▶ [INSTRUCTIONS FOR THE TASK]:
Would you retype all of these records exactly?

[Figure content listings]
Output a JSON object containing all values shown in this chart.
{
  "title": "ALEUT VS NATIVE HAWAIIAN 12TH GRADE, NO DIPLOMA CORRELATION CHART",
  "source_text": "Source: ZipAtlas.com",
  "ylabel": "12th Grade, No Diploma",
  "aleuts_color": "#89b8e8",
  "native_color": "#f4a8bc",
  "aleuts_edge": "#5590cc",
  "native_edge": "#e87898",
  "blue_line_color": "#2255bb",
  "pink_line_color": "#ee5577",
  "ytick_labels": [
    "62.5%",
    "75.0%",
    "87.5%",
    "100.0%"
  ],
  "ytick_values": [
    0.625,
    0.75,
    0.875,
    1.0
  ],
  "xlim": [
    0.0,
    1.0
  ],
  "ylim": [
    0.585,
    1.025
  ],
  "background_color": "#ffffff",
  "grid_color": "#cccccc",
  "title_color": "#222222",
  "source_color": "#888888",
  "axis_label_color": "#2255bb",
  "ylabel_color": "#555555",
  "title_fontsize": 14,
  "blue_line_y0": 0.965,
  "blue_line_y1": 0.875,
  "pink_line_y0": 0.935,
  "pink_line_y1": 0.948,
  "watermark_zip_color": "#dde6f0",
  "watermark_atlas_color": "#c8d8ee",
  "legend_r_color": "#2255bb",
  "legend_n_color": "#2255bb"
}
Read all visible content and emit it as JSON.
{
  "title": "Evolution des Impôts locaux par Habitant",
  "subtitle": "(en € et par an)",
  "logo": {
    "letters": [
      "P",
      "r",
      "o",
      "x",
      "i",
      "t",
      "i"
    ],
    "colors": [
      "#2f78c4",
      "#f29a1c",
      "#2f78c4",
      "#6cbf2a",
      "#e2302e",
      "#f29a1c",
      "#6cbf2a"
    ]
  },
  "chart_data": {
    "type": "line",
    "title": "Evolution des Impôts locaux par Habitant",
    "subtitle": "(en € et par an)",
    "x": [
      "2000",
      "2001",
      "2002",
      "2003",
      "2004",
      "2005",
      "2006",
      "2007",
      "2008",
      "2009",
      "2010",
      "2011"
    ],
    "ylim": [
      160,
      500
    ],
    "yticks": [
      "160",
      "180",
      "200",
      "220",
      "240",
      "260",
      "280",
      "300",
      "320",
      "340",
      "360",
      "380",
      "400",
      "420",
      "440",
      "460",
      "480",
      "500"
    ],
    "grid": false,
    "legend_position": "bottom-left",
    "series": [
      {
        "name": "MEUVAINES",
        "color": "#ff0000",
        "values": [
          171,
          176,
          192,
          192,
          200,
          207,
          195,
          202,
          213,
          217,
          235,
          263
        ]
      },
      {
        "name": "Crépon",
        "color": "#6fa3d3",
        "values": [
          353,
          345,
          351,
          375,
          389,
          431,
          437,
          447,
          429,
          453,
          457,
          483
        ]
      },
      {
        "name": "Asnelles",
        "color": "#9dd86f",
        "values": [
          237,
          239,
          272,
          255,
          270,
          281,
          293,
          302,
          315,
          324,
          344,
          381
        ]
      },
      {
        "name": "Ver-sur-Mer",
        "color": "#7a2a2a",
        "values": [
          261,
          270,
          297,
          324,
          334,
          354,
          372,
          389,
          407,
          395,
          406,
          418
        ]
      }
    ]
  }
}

▶ [WRITTEN ANSWER]:
Output a JSON object containing all values shown in this chart.
{
  "title": "ALEUT VS NATIVE HAWAIIAN 12TH GRADE, NO DIPLOMA CORRELATION CHART",
  "source_text": "Source: ZipAtlas.com",
  "ylabel": "12th Grade, No Diploma",
  "aleuts_color": "#89b8e8",
  "native_color": "#f4a8bc",
  "aleuts_edge": "#5590cc",
  "native_edge": "#e87898",
  "blue_line_color": "#2255bb",
  "pink_line_color": "#ee5577",
  "ytick_labels": [
    "62.5%",
    "75.0%",
    "87.5%",
    "100.0%"
  ],
  "ytick_values": [
    0.625,
    0.75,
    0.875,
    1.0
  ],
  "xlim": [
    0.0,
    1.0
  ],
  "ylim": [
    0.585,
    1.025
  ],
  "background_color": "#ffffff",
  "grid_color": "#cccccc",
  "title_color": "#222222",
  "source_color": "#888888",
  "axis_label_color": "#2255bb",
  "ylabel_color": "#555555",
  "title_fontsize": 14,
  "blue_line_y0": 0.965,
  "blue_line_y1": 0.875,
  "pink_line_y0": 0.935,
  "pink_line_y1": 0.948,
  "watermark_zip_color": "#dde6f0",
  "watermark_atlas_color": "#c8d8ee",
  "legend_r_color": "#2255bb",
  "legend_n_color": "#2255bb"
}
Read all visible content and emit it as JSON.
{
  "title": "Evolution des Impôts locaux par Habitant",
  "subtitle": "(en € et par an)",
  "logo": {
    "letters": [
      "P",
      "r",
      "o",
      "x",
      "i",
      "t",
      "i"
    ],
    "colors": [
      "#2f78c4",
      "#f29a1c",
      "#2f78c4",
      "#6cbf2a",
      "#e2302e",
      "#f29a1c",
      "#6cbf2a"
    ]
  },
  "chart_data": {
    "type": "line",
    "title": "Evolution des Impôts locaux par Habitant",
    "subtitle": "(en € et par an)",
    "x": [
      "2000",
      "2001",
      "2002",
      "2003",
      "2004",
      "2005",
      "2006",
      "2007",
      "2008",
      "2009",
      "2010",
      "2011"
    ],
    "ylim": [
      160,
      500
    ],
    "yticks": [
      "160",
      "180",
      "200",
      "220",
      "240",
      "260",
      "280",
      "300",
      "320",
      "340",
      "360",
      "380",
      "400",
      "420",
      "440",
      "460",
      "480",
      "500"
    ],
    "grid": false,
    "legend_position": "bottom-left",
    "series": [
      {
        "name": "MEUVAINES",
        "color": "#ff0000",
        "values": [
          171,
          176,
          192,
          192,
          200,
          207,
          195,
          202,
          213,
          217,
          235,
          263
        ]
      },
      {
        "name": "Crépon",
        "color": "#6fa3d3",
        "values": [
          353,
          345,
          351,
          375,
          389,
          431,
          437,
          447,
          429,
          453,
          457,
          483
        ]
      },
      {
        "name": "Asnelles",
        "color": "#9dd86f",
        "values": [
          237,
          239,
          272,
          255,
          270,
          281,
          293,
          302,
          315,
          324,
          344,
          381
        ]
      },
      {
        "name": "Ver-sur-Mer",
        "color": "#7a2a2a",
        "values": [
          261,
          270,
          297,
          324,
          334,
          354,
          372,
          389,
          407,
          395,
          406,
          418
        ]
      }
    ]
  }
}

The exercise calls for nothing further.